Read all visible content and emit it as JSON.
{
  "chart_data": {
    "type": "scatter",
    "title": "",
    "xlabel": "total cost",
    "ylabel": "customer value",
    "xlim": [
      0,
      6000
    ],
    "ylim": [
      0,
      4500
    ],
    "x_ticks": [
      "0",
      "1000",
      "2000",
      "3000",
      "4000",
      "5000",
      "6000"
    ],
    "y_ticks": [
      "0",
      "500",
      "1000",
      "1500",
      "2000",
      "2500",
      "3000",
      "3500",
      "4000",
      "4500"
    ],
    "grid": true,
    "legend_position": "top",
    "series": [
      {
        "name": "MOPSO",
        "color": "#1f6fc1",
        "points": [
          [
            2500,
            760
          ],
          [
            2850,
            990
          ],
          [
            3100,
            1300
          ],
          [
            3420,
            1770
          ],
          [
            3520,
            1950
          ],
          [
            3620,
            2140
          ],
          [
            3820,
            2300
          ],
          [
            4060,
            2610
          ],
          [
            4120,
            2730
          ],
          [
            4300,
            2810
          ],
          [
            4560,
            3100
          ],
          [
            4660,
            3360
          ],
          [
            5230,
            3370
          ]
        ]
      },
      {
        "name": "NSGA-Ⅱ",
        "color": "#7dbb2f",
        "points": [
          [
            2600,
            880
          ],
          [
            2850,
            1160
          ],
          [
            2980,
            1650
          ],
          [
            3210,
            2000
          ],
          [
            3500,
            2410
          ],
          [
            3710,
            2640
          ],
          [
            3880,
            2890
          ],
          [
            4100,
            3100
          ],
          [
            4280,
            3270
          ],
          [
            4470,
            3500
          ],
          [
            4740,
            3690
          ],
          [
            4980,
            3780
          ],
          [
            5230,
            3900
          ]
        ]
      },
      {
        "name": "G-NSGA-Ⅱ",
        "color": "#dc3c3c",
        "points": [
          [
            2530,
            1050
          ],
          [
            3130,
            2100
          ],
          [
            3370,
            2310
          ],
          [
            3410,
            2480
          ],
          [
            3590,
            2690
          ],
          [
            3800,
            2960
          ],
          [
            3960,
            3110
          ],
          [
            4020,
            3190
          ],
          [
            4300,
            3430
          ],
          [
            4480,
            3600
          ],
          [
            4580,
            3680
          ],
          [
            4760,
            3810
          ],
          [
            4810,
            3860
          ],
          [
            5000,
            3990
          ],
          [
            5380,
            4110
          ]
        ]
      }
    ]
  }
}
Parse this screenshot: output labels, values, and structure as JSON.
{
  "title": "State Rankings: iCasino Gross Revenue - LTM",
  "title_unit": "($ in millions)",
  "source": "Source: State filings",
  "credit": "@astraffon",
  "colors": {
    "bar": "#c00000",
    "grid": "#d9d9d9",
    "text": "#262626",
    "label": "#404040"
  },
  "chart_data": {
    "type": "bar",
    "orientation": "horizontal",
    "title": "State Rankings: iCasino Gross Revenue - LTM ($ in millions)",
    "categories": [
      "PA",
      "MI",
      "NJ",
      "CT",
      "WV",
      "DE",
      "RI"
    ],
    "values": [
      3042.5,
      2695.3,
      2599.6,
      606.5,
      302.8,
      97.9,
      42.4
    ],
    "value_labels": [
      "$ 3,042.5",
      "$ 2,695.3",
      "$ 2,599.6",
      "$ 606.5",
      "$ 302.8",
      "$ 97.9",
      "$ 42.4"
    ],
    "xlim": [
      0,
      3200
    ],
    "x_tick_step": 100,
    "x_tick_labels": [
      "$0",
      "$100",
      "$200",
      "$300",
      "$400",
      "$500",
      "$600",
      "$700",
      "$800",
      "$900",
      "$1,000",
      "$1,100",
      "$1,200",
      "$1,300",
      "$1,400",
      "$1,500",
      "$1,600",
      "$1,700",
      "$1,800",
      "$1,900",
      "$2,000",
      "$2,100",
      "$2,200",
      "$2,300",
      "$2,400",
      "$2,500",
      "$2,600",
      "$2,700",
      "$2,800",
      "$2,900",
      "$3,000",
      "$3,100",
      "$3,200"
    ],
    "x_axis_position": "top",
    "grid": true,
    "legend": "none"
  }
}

= = =

## Aim
Write an exact transcription of every entry above.

## Response for this exercise
Read all visible content and emit it as JSON.
{
  "chart_data": {
    "type": "scatter",
    "title": "",
    "xlabel": "total cost",
    "ylabel": "customer value",
    "xlim": [
      0,
      6000
    ],
    "ylim": [
      0,
      4500
    ],
    "x_ticks": [
      "0",
      "1000",
      "2000",
      "3000",
      "4000",
      "5000",
      "6000"
    ],
    "y_ticks": [
      "0",
      "500",
      "1000",
      "1500",
      "2000",
      "2500",
      "3000",
      "3500",
      "4000",
      "4500"
    ],
    "grid": true,
    "legend_position": "top",
    "series": [
      {
        "name": "MOPSO",
        "color": "#1f6fc1",
        "points": [
          [
            2500,
            760
          ],
          [
            2850,
            990
          ],
          [
            3100,
            1300
          ],
          [
            3420,
            1770
          ],
          [
            3520,
            1950
          ],
          [
            3620,
            2140
          ],
          [
            3820,
            2300
          ],
          [
            4060,
            2610
          ],
          [
            4120,
            2730
          ],
          [
            4300,
            2810
          ],
          [
            4560,
            3100
          ],
          [
            4660,
            3360
          ],
          [
            5230,
            3370
          ]
        ]
      },
      {
        "name": "NSGA-Ⅱ",
        "color": "#7dbb2f",
        "points": [
          [
            2600,
            880
          ],
          [
            2850,
            1160
          ],
          [
            2980,
            1650
          ],
          [
            3210,
            2000
          ],
          [
            3500,
            2410
          ],
          [
            3710,
            2640
          ],
          [
            3880,
            2890
          ],
          [
            4100,
            3100
          ],
          [
            4280,
            3270
          ],
          [
            4470,
            3500
          ],
          [
            4740,
            3690
          ],
          [
            4980,
            3780
          ],
          [
            5230,
            3900
          ]
        ]
      },
      {
        "name": "G-NSGA-Ⅱ",
        "color": "#dc3c3c",
        "points": [
          [
            2530,
            1050
          ],
          [
            3130,
            2100
          ],
          [
            3370,
            2310
          ],
          [
            3410,
            2480
          ],
          [
            3590,
            2690
          ],
          [
            3800,
            2960
          ],
          [
            3960,
            3110
          ],
          [
            4020,
            3190
          ],
          [
            4300,
            3430
          ],
          [
            4480,
            3600
          ],
          [
            4580,
            3680
          ],
          [
            4760,
            3810
          ],
          [
            4810,
            3860
          ],
          [
            5000,
            3990
          ],
          [
            5380,
            4110
          ]
        ]
      }
    ]
  }
}
Parse this screenshot: output labels, values, and structure as JSON.
{
  "title": "State Rankings: iCasino Gross Revenue - LTM",
  "title_unit": "($ in millions)",
  "source": "Source: State filings",
  "credit": "@astraffon",
  "colors": {
    "bar": "#c00000",
    "grid": "#d9d9d9",
    "text": "#262626",
    "label": "#404040"
  },
  "chart_data": {
    "type": "bar",
    "orientation": "horizontal",
    "title": "State Rankings: iCasino Gross Revenue - LTM ($ in millions)",
    "categories": [
      "PA",
      "MI",
      "NJ",
      "CT",
      "WV",
      "DE",
      "RI"
    ],
    "values": [
      3042.5,
      2695.3,
      2599.6,
      606.5,
      302.8,
      97.9,
      42.4
    ],
    "value_labels": [
      "$ 3,042.5",
      "$ 2,695.3",
      "$ 2,599.6",
      "$ 606.5",
      "$ 302.8",
      "$ 97.9",
      "$ 42.4"
    ],
    "xlim": [
      0,
      3200
    ],
    "x_tick_step": 100,
    "x_tick_labels": [
      "$0",
      "$100",
      "$200",
      "$300",
      "$400",
      "$500",
      "$600",
      "$700",
      "$800",
      "$900",
      "$1,000",
      "$1,100",
      "$1,200",
      "$1,300",
      "$1,400",
      "$1,500",
      "$1,600",
      "$1,700",
      "$1,800",
      "$1,900",
      "$2,000",
      "$2,100",
      "$2,200",
      "$2,300",
      "$2,400",
      "$2,500",
      "$2,600",
      "$2,700",
      "$2,800",
      "$2,900",
      "$3,000",
      "$3,100",
      "$3,200"
    ],
    "x_axis_position": "top",
    "grid": true,
    "legend": "none"
  }
}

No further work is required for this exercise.